■ **TO DO**: Each entry must be restated word for word, with nothing omitted.

■ **INFORMATION GIVEN**:

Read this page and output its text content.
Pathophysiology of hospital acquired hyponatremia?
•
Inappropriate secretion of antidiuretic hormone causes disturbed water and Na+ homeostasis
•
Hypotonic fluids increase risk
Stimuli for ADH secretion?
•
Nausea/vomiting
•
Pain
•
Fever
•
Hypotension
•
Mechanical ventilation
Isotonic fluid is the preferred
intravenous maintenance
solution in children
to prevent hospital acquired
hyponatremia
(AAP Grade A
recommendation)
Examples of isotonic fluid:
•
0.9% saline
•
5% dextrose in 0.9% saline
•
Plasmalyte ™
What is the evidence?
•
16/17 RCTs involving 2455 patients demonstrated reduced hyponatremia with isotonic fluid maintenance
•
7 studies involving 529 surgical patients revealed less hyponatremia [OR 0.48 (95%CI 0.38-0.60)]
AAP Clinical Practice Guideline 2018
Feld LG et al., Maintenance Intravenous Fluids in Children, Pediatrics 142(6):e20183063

■ **ANSWER**:
Read this page and output its text content.
Pathophysiology of hospital acquired hyponatremia?
•
Inappropriate secretion of antidiuretic hormone causes disturbed water and Na+ homeostasis
•
Hypotonic fluids increase risk
Stimuli for ADH secretion?
•
Nausea/vomiting
•
Pain
•
Fever
•
Hypotension
•
Mechanical ventilation
Isotonic fluid is the preferred
intravenous maintenance
solution in children
to prevent hospital acquired
hyponatremia
(AAP Grade A
recommendation)
Examples of isotonic fluid:
•
0.9% saline
•
5% dextrose in 0.9% saline
•
Plasmalyte ™
What is the evidence?
•
16/17 RCTs involving 2455 patients demonstrated reduced hyponatremia with isotonic fluid maintenance
•
7 studies involving 529 surgical patients revealed less hyponatremia [OR 0.48 (95%CI 0.38-0.60)]
AAP Clinical Practice Guideline 2018
Feld LG et al., Maintenance Intravenous Fluids in Children, Pediatrics 142(6):e20183063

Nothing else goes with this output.